Brano da leggere:
****************************************
Tutti sono pronti a sostenere che il passaggio di Draghi da Palazzo Chigi al Quirinale sia la soluzione più semplice. Non è proprio così. Chi guiderebbe, infatti, la complicata e lunga procedura del Pnrr, se Draghi fosse eletto alla Presidenza della Repubblica? Il rischio è che il Paese cada nella ingovernabilità. Forse, se Mattarella fosse ancora in campo…

Agli inizi del mese di agosto è iniziato il semestre bianco e per gli addetti ai lavori della politica è vietato programmare crisi di governo; dunque chi ha voglia di litigare o di tramare, sa in partenza di non avere le armi cariche. Però le incognite che l’attuale situazione ci prospetta sono molteplici e comunque difficili da affrontare.
****************************************
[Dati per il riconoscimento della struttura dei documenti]
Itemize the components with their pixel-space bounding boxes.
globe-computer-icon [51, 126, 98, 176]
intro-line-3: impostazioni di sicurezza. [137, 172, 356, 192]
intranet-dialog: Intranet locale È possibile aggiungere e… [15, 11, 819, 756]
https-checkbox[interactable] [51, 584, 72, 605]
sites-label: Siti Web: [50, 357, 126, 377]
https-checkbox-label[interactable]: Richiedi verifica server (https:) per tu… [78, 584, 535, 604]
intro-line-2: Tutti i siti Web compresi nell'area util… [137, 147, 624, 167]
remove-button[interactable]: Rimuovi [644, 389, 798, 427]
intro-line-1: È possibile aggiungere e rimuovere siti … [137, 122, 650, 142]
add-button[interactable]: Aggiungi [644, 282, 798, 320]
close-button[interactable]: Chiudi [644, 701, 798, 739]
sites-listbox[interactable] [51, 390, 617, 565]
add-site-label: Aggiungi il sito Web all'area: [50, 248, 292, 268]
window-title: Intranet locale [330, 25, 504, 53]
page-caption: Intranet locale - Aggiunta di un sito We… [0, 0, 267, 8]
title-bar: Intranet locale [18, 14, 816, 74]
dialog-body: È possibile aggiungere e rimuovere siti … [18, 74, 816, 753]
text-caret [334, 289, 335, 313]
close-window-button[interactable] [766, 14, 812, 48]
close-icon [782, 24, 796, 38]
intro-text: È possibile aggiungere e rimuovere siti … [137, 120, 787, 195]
****************************************
Completa quanto segue:
**a.** Rispondi alle seguenti domande sul brano relativo al Quirinale:
(i) Quale procedura resterebbe senza guida se Draghi fosse eletto alla Presidenza della Repubblica?
(ii) In quale periodo è iniziato il semestre bianco?
(iii) Che cosa è vietato agli addetti ai lavori della politica durante il semestre bianco?
**b.** Ripeti il passo del brano sul Quirinale da "Tutti sono pronti" a "difficili da affrontare.".
**c.** Prosegui il brano sul Quirinale e sul semestre bianco a partire dalla sua ultima frase.
I dati riportati non hanno alcun legame con il brano.

Risultati per esercizio:
**a.**
(i) La complicata e lunga procedura del Pnrr.
(ii) Agli inizi del mese di agosto.
(iii) Programmare crisi di governo.

**b.**
Tutti sono pronti a sostenere che il passaggio di Draghi da Palazzo Chigi al Quirinale sia la soluzione più semplice. Non è proprio così. Chi guiderebbe, infatti, la complicata e lunga procedura del Pnrr, se Draghi fosse eletto alla Presidenza della Repubblica? Il rischio è che il Paese cada nella ingovernabilità. Forse, se Mattarella fosse ancora in campo…

Agli inizi del mese di agosto è iniziato il semestre bianco e per gli addetti ai lavori della politica è vietato programmare crisi di governo; dunque chi ha voglia di litigare o di tramare, sa in partenza di non avere le armi cariche. Però le incognite che l’attuale situazione ci prospetta sono molteplici e comunque difficili da affrontare.

**c.**
Nella storia repubblicana questo appuntamento è stato sempre molto impegnativo per le forze politiche, giacché in ogni esperienza fatta non ci sono state mai certezze sugli esiti e i colpi di scena sono stati sempre tanti, al punto che si può affermare che sono diventati quasi una regola. Numerosi sono stati i casi che davano certa la elezione di un personaggio, ma poi dalle urne della assemblea deputata alla scelta del Presidente della Repubblica ne è uscita un’altro. Sarà per questo che i partiti normalmente non azzardano scontri e polemiche sulla scelta della più alta carica dello Stato e ciascuno si rende più cauto nel camminare su un terreno così scivoloso e ricco di imprevisti. 

Stavolta l’appuntamento sarà particolarmente legato a molteplici fattori di grande rilevanza: nazionali ed internazionali. Si sa che l’Italia da tempo è un sorvegliato speciale della finanza e dei paesi occidentali a causa della sua persistente incapacità di fare i conti con il suo esorbitante debito che rischia di diventare la miccia per nuove crisi internazionali. Solo in questi ultimi mesi costoro sono meno guardinghi verso il ‘Belpaese’ a ragione della rassicurante presenza alla guida del governo di Mario Draghi, ritenuto tra le personalità maggiormente di spicco a livello mondiale.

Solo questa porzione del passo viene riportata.